**TASK INSTRUCTIONS:** Look through the material below and give the number of lines holding "podatku", with no other words.

Stored records:

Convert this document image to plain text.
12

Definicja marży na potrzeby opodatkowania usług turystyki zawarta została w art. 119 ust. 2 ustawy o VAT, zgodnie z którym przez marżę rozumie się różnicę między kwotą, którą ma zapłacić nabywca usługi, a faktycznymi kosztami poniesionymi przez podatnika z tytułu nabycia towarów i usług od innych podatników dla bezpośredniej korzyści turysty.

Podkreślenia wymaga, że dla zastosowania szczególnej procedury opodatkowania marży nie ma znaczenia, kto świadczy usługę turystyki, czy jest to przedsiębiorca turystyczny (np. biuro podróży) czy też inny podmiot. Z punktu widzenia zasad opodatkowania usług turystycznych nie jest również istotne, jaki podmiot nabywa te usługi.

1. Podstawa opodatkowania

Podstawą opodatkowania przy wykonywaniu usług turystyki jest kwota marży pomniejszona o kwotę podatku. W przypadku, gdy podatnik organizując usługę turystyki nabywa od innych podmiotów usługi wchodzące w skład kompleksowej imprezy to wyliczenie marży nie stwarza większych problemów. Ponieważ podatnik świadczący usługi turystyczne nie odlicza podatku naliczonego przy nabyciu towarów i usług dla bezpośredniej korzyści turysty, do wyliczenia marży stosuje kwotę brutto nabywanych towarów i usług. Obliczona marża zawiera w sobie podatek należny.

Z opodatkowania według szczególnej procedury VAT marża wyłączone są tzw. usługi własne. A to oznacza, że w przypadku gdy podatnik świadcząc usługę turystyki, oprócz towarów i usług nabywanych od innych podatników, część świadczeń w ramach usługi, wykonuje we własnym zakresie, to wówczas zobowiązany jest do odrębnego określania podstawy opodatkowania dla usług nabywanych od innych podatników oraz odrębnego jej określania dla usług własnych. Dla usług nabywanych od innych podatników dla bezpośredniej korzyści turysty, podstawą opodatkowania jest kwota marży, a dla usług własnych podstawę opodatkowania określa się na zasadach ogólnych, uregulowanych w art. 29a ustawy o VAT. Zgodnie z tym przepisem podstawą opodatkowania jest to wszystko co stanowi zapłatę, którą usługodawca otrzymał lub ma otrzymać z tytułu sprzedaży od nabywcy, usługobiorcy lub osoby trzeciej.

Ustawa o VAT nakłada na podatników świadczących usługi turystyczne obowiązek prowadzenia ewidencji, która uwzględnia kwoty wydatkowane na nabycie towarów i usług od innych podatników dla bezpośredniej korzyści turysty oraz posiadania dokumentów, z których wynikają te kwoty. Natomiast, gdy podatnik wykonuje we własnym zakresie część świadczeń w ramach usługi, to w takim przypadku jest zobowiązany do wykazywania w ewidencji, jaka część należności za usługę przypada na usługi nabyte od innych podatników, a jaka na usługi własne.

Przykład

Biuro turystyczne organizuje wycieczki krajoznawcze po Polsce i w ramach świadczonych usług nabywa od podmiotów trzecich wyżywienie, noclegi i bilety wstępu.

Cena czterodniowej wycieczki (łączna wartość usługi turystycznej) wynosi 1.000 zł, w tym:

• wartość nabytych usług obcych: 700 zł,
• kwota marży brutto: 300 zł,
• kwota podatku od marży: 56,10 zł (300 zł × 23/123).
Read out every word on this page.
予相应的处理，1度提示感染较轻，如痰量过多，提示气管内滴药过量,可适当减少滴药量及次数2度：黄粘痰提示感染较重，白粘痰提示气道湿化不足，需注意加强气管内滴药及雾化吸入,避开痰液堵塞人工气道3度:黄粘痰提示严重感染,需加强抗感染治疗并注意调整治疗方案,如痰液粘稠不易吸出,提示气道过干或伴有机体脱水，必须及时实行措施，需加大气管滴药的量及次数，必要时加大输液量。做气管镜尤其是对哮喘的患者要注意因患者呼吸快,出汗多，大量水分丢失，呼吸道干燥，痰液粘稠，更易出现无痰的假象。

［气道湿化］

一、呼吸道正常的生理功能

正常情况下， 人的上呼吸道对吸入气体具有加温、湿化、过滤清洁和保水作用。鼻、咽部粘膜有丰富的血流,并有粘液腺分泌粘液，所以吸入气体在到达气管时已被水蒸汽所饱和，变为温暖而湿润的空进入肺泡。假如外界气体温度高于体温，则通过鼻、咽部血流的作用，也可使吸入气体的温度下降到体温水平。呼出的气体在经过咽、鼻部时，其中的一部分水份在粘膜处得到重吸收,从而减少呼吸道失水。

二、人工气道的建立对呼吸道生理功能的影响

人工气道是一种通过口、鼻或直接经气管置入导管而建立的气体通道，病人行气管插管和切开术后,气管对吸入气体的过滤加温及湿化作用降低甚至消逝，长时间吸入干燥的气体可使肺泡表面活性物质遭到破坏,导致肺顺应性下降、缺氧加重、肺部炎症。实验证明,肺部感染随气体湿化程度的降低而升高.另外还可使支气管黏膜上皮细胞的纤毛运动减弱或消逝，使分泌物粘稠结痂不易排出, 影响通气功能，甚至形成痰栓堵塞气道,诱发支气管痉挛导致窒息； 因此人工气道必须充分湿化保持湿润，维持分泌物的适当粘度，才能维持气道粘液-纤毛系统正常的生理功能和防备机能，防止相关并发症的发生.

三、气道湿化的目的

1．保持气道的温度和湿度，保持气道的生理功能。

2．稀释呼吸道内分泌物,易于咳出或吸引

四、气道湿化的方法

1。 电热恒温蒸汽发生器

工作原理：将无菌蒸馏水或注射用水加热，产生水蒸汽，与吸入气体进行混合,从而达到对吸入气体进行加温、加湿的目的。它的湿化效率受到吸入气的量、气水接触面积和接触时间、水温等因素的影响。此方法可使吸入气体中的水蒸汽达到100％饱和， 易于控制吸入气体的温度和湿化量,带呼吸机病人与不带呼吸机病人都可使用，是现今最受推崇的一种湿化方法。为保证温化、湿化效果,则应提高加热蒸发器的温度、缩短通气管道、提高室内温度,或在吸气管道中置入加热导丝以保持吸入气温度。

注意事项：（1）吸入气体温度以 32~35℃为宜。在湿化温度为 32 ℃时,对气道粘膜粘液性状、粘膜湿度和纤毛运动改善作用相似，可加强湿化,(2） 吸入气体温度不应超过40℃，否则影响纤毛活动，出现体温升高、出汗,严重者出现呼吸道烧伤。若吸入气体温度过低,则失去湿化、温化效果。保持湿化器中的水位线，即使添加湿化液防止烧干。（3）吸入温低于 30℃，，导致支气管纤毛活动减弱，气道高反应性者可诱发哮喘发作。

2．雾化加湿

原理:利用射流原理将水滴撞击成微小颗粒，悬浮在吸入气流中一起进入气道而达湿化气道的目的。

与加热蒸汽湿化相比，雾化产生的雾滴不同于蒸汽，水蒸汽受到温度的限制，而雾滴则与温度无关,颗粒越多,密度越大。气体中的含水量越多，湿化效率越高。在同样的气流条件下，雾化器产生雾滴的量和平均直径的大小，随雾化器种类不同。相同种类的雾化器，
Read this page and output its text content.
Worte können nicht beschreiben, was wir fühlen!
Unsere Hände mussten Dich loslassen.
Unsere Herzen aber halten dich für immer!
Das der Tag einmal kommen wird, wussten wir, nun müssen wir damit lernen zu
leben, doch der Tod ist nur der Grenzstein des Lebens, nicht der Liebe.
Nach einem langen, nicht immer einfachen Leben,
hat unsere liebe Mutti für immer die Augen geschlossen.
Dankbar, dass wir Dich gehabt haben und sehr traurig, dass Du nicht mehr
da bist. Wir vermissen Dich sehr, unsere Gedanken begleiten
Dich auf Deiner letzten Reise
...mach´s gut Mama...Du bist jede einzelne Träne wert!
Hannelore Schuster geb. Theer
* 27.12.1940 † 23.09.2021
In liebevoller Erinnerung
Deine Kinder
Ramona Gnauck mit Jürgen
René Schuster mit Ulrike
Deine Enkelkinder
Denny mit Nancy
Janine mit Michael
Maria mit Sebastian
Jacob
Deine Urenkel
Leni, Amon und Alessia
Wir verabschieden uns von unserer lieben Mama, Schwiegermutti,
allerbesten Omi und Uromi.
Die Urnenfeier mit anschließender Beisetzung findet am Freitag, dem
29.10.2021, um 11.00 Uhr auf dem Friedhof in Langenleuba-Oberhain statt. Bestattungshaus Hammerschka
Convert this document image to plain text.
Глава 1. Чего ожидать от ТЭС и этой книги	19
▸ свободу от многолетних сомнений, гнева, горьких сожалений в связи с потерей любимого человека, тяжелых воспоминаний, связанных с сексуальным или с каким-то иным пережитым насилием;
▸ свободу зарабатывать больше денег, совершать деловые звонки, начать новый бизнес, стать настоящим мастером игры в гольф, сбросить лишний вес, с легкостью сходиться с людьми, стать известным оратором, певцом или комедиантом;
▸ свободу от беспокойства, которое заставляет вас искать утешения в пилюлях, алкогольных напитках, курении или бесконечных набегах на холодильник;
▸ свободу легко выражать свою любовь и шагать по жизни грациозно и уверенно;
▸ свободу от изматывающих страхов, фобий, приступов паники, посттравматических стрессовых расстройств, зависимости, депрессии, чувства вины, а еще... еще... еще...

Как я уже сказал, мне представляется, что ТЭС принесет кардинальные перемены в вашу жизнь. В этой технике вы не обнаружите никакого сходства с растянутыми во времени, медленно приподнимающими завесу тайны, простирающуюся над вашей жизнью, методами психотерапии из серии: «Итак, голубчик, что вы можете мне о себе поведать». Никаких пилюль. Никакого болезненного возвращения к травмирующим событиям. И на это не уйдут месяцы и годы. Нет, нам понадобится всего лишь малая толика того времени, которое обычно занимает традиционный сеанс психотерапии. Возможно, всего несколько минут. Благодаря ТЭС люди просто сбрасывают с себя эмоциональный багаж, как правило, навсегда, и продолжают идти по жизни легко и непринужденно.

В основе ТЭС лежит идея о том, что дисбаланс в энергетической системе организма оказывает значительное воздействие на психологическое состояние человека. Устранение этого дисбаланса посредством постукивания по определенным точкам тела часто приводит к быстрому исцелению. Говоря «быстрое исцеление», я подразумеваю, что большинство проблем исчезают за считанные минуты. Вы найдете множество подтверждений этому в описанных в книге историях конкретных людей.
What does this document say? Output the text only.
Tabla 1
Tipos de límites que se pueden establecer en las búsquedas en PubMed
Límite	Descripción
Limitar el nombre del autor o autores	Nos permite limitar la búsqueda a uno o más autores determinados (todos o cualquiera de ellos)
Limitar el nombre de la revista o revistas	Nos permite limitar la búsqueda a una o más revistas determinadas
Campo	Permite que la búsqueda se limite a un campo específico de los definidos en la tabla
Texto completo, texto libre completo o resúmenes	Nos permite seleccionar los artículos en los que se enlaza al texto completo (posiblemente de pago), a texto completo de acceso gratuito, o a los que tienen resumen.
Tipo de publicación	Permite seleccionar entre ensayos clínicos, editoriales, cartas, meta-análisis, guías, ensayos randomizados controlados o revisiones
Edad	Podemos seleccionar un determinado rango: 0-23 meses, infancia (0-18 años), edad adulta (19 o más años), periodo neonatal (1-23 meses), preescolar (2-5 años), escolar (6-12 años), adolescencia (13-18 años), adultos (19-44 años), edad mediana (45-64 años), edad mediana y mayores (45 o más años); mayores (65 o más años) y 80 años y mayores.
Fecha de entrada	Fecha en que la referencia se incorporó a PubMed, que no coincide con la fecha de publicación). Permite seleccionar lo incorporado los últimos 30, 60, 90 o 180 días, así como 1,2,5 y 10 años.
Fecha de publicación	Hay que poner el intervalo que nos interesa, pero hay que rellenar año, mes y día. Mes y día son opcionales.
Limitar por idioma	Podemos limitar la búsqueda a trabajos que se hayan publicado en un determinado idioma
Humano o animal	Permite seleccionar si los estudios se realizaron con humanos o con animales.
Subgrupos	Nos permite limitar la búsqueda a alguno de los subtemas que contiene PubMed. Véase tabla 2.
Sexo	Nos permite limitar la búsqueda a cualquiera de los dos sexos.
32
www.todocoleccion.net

**EXERCISE ANSWER:** 2